• _Stored data_
*****

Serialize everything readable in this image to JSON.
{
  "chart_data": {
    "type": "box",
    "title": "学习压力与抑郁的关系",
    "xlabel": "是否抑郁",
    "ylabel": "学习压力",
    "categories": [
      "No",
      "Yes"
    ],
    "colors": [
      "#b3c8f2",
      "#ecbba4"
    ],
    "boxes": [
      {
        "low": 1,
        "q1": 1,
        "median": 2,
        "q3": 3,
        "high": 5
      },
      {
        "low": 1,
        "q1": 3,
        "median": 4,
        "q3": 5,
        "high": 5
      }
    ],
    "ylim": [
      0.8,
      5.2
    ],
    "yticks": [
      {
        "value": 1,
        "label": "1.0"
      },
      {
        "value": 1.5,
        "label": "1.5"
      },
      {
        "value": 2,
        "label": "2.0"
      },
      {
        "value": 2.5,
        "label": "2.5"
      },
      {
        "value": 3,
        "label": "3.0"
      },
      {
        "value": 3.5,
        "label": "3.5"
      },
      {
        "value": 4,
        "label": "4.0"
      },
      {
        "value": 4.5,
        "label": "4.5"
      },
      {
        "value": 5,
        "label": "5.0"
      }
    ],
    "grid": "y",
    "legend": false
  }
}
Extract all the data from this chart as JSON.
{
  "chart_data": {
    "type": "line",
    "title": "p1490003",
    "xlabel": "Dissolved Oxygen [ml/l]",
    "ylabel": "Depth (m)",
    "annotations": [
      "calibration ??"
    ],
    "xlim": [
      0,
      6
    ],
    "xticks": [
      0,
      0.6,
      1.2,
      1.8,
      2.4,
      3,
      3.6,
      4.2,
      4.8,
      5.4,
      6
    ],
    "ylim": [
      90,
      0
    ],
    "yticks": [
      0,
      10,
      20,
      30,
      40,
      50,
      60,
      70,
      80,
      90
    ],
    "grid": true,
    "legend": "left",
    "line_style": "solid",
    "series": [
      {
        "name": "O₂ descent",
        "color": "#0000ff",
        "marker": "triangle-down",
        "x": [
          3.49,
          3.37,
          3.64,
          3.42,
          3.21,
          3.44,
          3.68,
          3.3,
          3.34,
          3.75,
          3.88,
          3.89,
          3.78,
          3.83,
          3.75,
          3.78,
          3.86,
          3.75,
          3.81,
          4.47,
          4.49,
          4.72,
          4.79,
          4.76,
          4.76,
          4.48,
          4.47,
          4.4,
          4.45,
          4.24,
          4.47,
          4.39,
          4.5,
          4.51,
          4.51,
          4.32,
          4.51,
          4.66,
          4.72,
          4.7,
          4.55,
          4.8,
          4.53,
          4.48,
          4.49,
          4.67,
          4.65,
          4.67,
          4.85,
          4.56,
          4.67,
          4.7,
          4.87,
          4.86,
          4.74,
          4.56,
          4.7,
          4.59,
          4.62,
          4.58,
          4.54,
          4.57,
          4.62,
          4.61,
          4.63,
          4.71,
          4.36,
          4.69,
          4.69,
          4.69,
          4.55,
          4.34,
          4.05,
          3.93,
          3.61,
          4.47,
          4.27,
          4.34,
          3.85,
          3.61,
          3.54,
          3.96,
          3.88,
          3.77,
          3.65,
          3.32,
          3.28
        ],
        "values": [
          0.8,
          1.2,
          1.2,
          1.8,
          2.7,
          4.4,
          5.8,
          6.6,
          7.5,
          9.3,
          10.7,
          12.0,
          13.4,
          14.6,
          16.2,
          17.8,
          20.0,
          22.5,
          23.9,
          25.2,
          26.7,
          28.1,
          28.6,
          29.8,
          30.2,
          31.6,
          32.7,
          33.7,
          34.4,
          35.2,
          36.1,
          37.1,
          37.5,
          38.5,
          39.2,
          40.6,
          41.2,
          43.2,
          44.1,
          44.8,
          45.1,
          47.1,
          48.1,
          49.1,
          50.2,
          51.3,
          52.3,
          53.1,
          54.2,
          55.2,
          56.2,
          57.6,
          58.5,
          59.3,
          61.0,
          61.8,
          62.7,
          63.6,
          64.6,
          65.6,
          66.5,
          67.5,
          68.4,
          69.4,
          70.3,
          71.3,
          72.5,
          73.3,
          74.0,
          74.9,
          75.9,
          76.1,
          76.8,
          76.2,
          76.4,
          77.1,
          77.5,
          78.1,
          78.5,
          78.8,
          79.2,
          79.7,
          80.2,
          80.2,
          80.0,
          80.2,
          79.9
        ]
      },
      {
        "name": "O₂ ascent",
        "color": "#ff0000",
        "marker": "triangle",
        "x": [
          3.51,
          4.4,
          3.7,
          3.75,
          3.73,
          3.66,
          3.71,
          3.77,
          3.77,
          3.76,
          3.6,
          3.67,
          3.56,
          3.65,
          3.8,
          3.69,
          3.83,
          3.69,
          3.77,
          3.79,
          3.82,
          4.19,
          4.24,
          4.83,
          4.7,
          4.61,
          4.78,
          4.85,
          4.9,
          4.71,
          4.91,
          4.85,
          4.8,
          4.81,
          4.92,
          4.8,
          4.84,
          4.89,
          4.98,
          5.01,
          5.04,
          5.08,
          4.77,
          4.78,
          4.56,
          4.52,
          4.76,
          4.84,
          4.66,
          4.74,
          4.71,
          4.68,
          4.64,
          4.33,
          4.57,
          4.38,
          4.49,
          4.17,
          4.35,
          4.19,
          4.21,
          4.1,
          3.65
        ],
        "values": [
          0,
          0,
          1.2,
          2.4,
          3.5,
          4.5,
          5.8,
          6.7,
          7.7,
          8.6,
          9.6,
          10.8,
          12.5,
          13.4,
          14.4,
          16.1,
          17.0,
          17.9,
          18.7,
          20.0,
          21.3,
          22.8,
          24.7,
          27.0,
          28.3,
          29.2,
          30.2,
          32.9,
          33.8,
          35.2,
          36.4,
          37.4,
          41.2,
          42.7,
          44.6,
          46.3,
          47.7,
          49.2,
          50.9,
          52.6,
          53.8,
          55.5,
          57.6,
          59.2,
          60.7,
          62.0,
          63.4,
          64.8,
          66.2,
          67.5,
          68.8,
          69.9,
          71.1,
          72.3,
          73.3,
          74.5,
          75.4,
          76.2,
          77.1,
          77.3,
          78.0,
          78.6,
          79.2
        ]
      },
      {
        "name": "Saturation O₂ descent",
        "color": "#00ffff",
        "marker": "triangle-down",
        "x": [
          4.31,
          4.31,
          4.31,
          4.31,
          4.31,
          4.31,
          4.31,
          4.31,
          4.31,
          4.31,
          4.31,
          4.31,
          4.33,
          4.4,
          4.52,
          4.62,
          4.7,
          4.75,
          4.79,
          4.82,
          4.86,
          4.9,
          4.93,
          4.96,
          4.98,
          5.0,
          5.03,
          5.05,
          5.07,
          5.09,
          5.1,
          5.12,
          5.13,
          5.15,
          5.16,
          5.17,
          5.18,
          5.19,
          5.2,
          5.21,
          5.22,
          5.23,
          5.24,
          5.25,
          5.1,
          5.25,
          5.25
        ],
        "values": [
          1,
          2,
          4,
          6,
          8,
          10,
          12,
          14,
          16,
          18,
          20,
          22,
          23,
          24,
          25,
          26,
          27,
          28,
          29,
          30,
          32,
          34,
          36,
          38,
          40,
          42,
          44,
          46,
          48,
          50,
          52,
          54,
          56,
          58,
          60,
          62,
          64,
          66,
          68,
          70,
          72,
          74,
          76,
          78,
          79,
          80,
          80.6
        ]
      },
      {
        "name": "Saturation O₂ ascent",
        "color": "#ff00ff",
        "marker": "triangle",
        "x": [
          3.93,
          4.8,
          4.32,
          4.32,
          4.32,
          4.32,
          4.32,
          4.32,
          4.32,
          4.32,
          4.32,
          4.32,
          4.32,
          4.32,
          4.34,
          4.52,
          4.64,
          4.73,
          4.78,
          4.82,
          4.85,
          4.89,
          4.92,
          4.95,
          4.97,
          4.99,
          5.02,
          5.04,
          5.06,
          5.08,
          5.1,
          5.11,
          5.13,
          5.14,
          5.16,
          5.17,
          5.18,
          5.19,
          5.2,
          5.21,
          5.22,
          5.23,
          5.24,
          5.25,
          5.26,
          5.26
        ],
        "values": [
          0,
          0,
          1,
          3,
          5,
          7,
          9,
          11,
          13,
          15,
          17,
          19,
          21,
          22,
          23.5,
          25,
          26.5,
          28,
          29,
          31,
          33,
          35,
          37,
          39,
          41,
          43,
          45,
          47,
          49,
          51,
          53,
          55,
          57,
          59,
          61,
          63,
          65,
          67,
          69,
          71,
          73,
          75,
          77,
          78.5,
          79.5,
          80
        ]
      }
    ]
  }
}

*****

• _Given request_
Look over the listing. Pull out every line with the string "Saturation" in it.

• _Result of the task_
        "name": "Saturation O₂ descent",
        "name": "Saturation O₂ ascent",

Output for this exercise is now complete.